Written problem:
Provide only the number of lines in the data below that contain the word "Половой".

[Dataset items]
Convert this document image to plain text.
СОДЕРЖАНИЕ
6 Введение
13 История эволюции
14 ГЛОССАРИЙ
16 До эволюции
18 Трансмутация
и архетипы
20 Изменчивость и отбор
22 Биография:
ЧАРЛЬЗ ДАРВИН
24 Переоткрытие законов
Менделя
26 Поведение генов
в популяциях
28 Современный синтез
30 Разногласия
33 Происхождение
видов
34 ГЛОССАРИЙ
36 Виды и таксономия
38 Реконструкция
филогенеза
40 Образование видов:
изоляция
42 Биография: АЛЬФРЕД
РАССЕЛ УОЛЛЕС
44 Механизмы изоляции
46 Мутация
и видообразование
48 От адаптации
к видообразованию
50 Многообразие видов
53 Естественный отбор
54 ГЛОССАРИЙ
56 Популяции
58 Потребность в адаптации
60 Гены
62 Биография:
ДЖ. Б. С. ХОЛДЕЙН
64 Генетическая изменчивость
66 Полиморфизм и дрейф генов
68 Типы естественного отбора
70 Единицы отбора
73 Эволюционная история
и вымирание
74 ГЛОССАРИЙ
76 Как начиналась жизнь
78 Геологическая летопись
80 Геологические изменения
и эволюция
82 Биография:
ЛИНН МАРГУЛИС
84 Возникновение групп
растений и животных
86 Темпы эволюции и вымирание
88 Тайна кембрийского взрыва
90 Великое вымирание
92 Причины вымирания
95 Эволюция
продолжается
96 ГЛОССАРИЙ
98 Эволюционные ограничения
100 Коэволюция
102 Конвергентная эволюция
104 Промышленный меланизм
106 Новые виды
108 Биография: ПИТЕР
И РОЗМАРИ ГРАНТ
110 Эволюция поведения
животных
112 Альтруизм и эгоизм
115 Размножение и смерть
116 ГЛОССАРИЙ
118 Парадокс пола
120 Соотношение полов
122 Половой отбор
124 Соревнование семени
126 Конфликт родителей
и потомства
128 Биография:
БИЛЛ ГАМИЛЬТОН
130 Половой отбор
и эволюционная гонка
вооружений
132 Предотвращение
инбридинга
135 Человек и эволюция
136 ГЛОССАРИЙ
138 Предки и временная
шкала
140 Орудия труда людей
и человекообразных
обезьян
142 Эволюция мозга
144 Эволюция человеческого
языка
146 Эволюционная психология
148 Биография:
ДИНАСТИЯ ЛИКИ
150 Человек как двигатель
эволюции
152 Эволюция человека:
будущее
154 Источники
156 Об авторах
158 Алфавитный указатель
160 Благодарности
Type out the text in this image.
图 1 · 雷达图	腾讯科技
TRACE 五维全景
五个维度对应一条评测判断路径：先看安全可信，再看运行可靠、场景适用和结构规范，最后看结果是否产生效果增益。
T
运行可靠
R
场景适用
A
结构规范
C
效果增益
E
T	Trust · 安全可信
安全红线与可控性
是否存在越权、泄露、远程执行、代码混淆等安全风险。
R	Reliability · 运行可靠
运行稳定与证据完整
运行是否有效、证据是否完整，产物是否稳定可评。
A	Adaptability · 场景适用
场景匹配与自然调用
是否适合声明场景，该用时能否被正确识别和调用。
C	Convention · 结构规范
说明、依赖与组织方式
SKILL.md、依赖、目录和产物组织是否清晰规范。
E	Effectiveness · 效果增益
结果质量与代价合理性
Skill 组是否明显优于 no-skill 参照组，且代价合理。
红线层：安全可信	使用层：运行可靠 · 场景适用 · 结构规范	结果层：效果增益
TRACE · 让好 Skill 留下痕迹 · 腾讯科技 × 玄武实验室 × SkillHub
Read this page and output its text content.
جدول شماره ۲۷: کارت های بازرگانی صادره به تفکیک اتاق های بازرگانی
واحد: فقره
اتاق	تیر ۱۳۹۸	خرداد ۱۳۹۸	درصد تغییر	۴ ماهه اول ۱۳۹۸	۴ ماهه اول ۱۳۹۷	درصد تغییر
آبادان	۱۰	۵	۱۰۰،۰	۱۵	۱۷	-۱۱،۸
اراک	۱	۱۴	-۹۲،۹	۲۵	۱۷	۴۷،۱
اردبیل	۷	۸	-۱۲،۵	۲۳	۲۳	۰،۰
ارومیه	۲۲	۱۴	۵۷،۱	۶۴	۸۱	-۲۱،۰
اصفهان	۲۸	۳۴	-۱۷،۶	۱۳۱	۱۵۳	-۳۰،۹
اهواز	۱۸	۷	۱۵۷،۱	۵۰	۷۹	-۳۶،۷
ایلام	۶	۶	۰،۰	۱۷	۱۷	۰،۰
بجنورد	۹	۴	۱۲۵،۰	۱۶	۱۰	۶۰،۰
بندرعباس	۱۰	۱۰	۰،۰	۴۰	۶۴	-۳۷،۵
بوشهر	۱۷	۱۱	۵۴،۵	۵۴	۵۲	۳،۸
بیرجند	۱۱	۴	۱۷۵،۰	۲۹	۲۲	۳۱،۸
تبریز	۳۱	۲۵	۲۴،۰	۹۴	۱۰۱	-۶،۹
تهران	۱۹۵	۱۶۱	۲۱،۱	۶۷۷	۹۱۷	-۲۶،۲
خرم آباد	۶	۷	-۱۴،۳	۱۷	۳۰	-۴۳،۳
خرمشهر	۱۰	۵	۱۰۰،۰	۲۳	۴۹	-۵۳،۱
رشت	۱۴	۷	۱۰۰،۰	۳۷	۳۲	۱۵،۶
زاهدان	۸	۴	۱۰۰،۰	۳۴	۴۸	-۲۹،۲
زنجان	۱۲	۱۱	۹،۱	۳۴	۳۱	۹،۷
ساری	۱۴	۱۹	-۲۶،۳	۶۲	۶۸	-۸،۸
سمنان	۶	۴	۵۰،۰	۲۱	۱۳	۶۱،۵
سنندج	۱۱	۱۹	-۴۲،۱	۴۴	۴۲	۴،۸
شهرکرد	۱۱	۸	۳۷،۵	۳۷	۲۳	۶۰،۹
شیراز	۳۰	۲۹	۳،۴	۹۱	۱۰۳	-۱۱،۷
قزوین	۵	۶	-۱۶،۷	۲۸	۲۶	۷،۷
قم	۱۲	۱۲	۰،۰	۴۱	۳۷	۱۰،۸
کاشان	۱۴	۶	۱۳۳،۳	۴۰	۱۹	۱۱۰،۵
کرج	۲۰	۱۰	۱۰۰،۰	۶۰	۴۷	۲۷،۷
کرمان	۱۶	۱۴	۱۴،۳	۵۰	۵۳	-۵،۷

Written solution:
2